<<<<

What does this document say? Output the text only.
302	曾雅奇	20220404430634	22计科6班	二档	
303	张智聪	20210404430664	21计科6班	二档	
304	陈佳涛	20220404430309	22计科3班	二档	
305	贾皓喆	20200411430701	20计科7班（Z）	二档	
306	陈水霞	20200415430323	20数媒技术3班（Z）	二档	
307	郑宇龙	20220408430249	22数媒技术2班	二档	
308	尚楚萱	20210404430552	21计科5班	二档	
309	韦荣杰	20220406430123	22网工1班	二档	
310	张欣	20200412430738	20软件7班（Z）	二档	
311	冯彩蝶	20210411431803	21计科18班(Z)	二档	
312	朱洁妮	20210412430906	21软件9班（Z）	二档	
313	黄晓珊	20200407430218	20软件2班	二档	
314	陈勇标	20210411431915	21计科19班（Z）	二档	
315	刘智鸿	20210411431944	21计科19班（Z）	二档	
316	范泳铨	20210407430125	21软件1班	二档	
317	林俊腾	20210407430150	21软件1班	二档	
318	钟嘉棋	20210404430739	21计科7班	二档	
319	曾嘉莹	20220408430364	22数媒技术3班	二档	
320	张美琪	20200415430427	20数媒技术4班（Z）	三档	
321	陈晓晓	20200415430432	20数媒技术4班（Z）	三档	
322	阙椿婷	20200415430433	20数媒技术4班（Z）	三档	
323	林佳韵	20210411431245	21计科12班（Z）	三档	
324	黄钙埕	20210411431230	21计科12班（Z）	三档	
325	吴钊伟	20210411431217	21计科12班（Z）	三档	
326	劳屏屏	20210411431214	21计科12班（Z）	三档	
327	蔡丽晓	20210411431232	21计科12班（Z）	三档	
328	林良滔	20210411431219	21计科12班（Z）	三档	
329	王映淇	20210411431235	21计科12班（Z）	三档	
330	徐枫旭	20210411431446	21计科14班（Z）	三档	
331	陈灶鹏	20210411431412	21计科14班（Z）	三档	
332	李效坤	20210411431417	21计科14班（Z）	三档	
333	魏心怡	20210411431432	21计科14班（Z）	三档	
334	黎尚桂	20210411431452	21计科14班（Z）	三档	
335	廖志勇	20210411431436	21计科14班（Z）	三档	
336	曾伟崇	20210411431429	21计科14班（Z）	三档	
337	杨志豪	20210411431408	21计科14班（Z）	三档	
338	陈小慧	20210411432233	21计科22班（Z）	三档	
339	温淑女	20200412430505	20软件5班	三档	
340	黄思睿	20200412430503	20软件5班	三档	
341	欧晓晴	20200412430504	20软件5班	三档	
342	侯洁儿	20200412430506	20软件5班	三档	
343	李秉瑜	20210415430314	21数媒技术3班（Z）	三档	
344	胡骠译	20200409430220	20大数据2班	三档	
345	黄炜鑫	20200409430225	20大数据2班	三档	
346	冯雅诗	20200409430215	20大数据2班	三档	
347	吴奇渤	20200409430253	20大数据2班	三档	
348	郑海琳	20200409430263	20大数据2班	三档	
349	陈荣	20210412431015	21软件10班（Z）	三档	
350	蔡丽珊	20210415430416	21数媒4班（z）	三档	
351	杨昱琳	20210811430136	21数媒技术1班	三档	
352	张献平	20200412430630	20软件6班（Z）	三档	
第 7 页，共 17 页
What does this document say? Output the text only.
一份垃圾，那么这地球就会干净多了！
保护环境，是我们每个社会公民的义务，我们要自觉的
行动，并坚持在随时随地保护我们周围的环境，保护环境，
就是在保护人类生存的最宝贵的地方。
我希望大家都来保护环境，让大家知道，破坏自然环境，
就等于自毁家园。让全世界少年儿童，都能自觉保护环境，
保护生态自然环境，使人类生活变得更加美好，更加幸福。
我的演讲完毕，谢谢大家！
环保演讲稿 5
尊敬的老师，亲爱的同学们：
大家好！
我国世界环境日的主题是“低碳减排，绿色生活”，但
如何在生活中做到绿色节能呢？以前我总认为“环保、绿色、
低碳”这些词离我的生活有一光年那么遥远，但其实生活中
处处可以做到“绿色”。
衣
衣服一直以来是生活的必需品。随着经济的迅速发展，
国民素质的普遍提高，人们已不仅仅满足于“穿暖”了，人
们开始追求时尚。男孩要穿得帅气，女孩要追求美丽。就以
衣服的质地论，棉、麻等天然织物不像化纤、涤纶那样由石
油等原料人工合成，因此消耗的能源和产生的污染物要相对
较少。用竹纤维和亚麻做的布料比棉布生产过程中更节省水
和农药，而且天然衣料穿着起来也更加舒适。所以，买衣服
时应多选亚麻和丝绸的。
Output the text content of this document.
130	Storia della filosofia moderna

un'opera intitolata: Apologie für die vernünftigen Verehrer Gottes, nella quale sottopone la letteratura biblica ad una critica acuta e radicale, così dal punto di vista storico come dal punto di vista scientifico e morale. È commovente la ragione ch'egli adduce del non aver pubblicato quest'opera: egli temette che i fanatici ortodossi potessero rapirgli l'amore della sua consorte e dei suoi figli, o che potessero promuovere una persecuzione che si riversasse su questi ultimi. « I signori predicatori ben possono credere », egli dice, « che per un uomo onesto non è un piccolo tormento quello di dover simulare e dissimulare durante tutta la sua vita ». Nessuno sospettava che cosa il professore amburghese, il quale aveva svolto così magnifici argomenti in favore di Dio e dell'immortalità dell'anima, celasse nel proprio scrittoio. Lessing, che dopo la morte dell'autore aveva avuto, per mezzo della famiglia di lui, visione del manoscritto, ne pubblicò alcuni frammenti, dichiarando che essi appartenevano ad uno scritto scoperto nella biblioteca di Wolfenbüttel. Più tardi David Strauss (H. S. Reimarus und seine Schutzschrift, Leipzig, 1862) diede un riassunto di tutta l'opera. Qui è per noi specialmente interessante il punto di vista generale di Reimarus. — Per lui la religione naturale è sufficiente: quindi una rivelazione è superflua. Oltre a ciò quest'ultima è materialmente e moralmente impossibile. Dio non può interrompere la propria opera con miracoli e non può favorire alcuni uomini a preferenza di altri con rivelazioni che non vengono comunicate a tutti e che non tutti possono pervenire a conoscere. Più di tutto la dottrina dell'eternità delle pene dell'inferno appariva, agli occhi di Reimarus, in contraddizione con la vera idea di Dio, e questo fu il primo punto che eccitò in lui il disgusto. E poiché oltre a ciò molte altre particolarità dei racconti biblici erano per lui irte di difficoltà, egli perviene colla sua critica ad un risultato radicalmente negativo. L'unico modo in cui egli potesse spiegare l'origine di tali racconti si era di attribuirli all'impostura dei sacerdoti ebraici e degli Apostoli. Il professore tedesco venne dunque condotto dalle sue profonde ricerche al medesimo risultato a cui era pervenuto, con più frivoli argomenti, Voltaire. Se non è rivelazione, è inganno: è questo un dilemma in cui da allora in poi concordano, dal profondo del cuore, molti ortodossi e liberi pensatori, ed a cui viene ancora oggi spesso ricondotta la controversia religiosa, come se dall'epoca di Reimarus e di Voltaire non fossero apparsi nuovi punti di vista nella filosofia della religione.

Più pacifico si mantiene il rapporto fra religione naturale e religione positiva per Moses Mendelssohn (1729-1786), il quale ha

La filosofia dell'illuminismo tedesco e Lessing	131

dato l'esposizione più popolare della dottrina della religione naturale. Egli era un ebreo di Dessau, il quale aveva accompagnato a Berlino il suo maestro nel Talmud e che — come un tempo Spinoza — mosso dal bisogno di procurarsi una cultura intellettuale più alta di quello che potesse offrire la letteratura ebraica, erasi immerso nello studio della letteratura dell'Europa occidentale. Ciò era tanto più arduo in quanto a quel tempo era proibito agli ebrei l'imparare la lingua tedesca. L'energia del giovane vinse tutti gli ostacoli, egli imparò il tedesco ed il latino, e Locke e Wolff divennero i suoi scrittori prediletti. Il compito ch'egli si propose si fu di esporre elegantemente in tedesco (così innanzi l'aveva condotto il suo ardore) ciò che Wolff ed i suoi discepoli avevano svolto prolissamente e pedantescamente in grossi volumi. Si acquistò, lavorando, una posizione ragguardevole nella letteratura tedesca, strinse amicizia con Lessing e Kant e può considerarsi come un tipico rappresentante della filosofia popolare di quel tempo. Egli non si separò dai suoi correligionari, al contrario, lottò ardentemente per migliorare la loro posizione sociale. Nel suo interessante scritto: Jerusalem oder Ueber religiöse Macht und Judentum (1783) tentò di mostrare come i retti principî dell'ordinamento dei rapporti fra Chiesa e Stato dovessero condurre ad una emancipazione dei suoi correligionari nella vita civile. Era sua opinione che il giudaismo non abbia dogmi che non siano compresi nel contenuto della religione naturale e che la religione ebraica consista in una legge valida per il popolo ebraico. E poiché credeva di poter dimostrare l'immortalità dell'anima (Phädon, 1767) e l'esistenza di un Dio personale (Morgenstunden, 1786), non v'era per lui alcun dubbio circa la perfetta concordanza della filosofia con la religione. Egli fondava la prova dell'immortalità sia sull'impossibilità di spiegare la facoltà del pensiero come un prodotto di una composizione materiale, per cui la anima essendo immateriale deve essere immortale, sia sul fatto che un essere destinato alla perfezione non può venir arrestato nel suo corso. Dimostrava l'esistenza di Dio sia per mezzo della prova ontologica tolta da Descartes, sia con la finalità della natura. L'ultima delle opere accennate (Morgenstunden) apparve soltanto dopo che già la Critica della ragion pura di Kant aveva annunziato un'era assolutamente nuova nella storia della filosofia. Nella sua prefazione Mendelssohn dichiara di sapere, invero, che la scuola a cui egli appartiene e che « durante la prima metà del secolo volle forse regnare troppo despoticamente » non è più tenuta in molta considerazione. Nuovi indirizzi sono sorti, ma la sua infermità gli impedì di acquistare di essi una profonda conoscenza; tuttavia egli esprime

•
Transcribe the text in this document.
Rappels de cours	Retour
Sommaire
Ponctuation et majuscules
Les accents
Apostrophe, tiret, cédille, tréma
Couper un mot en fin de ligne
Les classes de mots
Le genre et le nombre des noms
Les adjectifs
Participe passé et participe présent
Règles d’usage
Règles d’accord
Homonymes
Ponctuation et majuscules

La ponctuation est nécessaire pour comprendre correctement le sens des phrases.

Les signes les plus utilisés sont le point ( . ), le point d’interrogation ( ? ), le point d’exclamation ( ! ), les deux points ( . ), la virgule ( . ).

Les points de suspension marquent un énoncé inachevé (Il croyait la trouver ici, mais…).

>>>>

* [What the exercise asks]:
Using the records above, list each line that includes "points".

* [Task answer]:
Les signes les plus utilisés sont le point ( . ), le point d’interrogation ( ? ), le point d’exclamation ( ! ), les deux points ( . ), la virgule ( . ).
Les points de suspension marquent un énoncé inachevé (Il croyait la trouver ici, mais…).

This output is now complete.